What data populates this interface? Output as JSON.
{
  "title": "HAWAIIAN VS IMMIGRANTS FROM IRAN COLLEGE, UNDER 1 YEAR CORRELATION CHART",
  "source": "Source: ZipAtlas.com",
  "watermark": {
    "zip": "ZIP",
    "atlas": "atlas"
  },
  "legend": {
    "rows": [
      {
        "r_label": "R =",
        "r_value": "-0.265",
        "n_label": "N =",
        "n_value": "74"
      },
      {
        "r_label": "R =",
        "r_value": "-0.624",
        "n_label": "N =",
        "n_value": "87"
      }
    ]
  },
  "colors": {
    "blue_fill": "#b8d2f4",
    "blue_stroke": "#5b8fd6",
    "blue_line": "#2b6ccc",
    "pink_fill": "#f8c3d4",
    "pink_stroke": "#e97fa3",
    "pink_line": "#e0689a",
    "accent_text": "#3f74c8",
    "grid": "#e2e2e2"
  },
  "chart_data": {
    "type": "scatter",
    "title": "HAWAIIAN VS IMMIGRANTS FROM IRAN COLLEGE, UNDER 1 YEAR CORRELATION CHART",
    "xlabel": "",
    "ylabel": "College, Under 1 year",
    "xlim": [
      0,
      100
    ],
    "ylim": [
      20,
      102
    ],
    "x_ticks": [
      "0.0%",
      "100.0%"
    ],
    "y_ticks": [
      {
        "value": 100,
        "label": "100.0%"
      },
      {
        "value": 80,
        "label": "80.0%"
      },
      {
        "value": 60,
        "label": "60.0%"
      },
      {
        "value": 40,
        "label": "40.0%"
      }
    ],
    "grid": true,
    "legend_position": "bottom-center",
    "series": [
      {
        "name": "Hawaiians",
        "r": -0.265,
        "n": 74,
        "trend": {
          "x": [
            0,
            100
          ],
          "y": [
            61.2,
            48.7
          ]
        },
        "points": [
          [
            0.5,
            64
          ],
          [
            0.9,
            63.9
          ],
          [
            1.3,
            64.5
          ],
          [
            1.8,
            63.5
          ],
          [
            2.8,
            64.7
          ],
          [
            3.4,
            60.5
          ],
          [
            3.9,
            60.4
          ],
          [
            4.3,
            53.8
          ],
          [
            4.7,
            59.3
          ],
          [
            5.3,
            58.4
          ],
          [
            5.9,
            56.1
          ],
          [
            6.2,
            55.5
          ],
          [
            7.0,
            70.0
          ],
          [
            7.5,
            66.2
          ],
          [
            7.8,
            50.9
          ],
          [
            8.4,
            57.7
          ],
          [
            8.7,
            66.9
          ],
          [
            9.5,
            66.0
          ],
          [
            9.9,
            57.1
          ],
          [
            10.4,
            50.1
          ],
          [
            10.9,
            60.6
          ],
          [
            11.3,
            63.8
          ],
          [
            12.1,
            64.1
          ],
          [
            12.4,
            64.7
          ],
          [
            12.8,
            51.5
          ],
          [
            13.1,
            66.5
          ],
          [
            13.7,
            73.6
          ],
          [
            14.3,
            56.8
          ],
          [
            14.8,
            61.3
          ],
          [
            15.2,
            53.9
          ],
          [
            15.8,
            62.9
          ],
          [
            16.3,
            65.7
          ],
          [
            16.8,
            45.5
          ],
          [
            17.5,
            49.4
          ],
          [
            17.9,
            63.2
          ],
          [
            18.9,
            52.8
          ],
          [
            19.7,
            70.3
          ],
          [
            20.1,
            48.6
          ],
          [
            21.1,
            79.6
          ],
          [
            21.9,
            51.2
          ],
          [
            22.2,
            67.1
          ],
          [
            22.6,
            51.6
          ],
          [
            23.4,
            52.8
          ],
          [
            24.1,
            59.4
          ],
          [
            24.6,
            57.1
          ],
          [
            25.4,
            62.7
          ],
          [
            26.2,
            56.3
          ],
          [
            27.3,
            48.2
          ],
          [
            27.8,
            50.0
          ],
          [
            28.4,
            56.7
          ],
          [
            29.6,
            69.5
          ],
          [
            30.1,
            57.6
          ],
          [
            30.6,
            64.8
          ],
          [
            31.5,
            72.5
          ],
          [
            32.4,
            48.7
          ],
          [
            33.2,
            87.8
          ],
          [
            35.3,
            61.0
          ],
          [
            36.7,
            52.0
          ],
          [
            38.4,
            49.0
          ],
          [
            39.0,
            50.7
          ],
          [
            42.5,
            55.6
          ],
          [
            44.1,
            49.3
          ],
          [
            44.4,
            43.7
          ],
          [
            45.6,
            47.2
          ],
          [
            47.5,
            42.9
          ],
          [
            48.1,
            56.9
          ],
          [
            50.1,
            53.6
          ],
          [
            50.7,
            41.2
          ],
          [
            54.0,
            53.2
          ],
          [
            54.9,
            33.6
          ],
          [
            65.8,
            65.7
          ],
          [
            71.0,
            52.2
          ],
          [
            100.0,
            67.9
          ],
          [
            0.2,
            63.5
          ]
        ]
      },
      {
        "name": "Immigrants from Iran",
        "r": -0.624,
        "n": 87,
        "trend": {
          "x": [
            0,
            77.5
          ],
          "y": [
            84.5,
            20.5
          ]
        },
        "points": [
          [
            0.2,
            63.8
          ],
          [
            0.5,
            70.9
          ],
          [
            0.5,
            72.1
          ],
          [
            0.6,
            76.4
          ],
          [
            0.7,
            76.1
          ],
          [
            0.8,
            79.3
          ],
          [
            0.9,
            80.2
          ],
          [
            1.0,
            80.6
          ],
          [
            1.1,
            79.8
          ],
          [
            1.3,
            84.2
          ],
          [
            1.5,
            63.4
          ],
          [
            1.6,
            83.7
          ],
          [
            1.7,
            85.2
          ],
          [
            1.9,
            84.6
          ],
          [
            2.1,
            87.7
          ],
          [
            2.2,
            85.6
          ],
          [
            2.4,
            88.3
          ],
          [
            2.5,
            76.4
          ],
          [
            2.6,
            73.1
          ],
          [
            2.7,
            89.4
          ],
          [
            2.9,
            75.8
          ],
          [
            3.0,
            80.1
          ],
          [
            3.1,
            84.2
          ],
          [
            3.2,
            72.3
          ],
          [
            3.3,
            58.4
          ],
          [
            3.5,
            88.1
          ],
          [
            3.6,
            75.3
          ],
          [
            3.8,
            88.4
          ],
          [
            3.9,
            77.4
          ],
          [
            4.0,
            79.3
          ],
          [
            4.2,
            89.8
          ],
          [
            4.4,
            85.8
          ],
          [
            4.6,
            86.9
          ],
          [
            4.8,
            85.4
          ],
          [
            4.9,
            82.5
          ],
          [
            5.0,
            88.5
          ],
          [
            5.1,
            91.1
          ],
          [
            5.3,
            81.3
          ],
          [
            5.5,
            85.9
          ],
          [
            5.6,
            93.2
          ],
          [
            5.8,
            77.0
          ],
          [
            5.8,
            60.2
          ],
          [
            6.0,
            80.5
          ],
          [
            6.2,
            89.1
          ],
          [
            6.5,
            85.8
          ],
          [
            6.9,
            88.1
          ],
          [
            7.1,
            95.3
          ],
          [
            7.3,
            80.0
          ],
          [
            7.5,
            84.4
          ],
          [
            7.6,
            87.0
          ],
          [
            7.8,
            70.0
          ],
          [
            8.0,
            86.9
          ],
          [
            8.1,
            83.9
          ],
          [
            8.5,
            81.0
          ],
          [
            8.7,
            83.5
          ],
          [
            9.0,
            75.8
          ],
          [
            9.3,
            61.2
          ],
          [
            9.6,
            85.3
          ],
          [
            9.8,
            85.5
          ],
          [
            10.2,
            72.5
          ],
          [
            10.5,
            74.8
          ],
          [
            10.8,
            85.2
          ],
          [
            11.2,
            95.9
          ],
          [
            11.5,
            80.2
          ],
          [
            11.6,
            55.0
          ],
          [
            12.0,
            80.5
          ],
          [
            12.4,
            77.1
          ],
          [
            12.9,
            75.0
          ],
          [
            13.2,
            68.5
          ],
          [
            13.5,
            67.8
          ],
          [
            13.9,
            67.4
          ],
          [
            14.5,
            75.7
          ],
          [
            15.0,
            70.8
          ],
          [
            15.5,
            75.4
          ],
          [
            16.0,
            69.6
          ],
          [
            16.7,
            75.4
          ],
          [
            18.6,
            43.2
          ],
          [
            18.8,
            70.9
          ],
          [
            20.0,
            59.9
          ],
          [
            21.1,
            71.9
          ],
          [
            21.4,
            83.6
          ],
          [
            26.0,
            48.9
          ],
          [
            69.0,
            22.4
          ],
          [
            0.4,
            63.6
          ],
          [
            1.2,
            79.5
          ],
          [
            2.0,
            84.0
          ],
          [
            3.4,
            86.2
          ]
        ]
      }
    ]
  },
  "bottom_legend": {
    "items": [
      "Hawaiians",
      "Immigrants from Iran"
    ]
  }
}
● ● ● ●
# [OBJECTIVE]
Copy, from the material, each line that holds the string "title".

# [RESULT]
  "title": "HAWAIIAN VS IMMIGRANTS FROM IRAN COLLEGE, UNDER 1 YEAR CORRELATION CHART",
    "title": "HAWAIIAN VS IMMIGRANTS FROM IRAN COLLEGE, UNDER 1 YEAR CORRELATION CHART",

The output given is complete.